> _WRITTEN TASK_: From the entries below, copy every line that holds the word "into".

Dataset items:
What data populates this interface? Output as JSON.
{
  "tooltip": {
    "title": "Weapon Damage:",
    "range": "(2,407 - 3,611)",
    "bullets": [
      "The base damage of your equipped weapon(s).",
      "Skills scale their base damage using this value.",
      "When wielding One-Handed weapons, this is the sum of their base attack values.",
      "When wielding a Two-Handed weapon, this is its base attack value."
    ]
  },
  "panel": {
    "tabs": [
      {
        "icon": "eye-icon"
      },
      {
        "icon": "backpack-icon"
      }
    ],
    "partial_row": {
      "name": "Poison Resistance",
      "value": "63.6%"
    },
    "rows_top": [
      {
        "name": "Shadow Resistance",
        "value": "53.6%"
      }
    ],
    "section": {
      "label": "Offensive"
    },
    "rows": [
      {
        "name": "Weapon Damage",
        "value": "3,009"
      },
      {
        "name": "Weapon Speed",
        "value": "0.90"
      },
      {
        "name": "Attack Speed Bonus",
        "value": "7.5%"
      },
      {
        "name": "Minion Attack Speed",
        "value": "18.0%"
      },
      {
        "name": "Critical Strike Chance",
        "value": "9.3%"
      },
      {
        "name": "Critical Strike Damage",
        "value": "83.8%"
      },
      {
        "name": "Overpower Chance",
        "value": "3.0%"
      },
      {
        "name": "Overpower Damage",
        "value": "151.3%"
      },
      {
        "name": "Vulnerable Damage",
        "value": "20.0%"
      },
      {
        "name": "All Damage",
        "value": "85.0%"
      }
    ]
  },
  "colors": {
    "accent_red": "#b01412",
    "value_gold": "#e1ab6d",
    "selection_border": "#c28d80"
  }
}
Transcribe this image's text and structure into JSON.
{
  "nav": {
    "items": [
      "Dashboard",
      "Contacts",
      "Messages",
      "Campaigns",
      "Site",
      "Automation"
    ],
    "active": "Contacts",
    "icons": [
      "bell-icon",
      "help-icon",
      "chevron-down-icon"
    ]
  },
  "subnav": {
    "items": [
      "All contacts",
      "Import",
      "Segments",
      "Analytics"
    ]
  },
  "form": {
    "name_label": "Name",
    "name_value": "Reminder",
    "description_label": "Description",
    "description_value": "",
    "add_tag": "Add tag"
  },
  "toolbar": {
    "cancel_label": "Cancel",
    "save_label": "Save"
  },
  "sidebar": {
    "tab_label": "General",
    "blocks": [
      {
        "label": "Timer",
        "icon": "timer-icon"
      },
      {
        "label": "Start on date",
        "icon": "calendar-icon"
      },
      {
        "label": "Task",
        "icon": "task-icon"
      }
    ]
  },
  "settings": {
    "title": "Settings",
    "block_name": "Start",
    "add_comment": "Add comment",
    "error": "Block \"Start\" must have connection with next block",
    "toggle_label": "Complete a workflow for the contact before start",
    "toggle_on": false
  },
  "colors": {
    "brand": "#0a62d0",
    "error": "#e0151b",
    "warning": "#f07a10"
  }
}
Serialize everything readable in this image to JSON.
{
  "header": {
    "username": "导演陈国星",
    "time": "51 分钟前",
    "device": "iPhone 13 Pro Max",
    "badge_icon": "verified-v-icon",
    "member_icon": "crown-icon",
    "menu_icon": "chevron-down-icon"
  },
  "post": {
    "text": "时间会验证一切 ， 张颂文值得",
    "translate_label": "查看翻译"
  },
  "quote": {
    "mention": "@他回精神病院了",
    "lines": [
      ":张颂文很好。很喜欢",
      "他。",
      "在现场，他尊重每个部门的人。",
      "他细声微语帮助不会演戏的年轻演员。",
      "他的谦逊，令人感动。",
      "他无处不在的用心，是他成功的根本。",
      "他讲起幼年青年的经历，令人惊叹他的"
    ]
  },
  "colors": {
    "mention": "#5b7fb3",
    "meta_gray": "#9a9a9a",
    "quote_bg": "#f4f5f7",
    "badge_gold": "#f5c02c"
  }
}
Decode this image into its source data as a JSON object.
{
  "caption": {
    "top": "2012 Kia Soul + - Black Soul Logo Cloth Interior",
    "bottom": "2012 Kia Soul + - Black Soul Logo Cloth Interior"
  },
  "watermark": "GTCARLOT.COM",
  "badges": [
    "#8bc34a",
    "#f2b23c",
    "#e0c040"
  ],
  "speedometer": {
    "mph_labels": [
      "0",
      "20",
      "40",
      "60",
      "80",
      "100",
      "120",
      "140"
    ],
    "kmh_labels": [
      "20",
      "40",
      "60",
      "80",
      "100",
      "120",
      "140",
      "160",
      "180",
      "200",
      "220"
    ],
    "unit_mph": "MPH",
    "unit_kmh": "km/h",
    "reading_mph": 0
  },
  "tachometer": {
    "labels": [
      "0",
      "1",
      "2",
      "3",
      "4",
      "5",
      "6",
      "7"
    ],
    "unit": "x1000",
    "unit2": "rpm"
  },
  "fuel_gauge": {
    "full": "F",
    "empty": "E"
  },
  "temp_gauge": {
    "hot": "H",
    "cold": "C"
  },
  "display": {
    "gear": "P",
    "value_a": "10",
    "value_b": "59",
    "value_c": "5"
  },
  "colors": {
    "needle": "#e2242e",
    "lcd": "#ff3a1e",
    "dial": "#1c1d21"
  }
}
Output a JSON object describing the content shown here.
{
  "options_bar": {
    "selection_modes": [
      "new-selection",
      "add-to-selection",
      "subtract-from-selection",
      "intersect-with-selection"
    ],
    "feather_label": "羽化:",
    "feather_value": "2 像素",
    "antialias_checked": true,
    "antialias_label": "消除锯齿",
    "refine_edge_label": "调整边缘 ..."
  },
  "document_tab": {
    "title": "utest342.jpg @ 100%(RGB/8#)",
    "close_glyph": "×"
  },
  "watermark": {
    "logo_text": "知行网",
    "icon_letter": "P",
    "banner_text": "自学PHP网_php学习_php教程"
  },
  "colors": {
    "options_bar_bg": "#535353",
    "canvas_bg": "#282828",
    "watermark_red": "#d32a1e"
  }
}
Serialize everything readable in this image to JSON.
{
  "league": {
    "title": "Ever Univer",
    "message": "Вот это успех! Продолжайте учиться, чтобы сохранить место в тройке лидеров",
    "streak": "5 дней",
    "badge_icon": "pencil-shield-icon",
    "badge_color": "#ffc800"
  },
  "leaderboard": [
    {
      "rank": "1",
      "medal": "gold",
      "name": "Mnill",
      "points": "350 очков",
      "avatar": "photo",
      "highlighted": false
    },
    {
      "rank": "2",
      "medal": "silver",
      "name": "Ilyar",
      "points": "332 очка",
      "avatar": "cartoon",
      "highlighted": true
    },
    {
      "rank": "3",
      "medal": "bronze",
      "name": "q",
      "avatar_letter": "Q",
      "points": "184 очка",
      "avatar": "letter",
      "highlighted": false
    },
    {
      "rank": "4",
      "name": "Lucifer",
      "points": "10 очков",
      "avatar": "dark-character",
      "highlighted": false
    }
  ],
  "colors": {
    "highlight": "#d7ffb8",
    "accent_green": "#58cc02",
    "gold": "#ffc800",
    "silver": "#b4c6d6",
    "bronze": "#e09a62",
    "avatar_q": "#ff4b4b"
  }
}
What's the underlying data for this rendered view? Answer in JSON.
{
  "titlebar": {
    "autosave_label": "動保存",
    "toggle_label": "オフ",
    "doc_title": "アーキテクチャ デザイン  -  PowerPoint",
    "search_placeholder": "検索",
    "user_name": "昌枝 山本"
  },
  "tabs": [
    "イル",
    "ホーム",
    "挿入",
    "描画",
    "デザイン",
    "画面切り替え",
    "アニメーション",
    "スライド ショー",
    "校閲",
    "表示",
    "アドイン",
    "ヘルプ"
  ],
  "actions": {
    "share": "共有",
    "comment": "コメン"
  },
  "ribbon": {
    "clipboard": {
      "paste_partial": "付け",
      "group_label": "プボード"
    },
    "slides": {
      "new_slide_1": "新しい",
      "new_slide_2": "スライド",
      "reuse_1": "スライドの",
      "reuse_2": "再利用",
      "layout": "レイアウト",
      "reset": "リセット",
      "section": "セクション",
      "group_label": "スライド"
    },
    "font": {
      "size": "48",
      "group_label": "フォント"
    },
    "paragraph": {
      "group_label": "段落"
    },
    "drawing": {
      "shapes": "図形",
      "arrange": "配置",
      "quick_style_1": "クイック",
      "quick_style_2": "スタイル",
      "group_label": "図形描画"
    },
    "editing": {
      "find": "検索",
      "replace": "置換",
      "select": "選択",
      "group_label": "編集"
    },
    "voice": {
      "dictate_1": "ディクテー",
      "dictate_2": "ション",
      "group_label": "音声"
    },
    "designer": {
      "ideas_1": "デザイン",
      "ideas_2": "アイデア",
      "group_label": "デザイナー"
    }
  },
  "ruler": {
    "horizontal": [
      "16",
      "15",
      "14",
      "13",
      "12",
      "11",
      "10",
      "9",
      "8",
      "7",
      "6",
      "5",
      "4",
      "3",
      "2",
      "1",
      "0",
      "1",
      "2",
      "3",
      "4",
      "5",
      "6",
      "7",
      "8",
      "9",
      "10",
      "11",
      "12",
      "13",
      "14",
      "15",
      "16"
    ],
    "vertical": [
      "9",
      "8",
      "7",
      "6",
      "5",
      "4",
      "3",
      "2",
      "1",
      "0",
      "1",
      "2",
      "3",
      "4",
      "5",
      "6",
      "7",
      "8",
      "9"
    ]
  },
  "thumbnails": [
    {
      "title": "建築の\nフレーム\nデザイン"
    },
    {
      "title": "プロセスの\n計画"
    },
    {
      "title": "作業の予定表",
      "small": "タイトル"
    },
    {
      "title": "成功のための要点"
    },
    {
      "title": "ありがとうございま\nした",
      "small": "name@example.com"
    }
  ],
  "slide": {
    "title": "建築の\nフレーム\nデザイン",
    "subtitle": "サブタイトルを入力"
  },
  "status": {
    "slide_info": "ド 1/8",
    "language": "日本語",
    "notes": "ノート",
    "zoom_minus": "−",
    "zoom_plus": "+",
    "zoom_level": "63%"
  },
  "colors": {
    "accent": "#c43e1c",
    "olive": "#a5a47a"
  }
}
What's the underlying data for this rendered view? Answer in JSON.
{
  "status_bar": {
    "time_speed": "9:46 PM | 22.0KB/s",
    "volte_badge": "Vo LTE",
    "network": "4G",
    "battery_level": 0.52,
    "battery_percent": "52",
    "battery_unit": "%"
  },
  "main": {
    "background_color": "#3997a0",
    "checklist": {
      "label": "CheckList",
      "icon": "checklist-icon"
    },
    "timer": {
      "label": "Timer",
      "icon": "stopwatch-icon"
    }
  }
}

> _REPLY_:
Transcribe this image's text and structure into JSON.
Decode this image into its source data as a JSON object.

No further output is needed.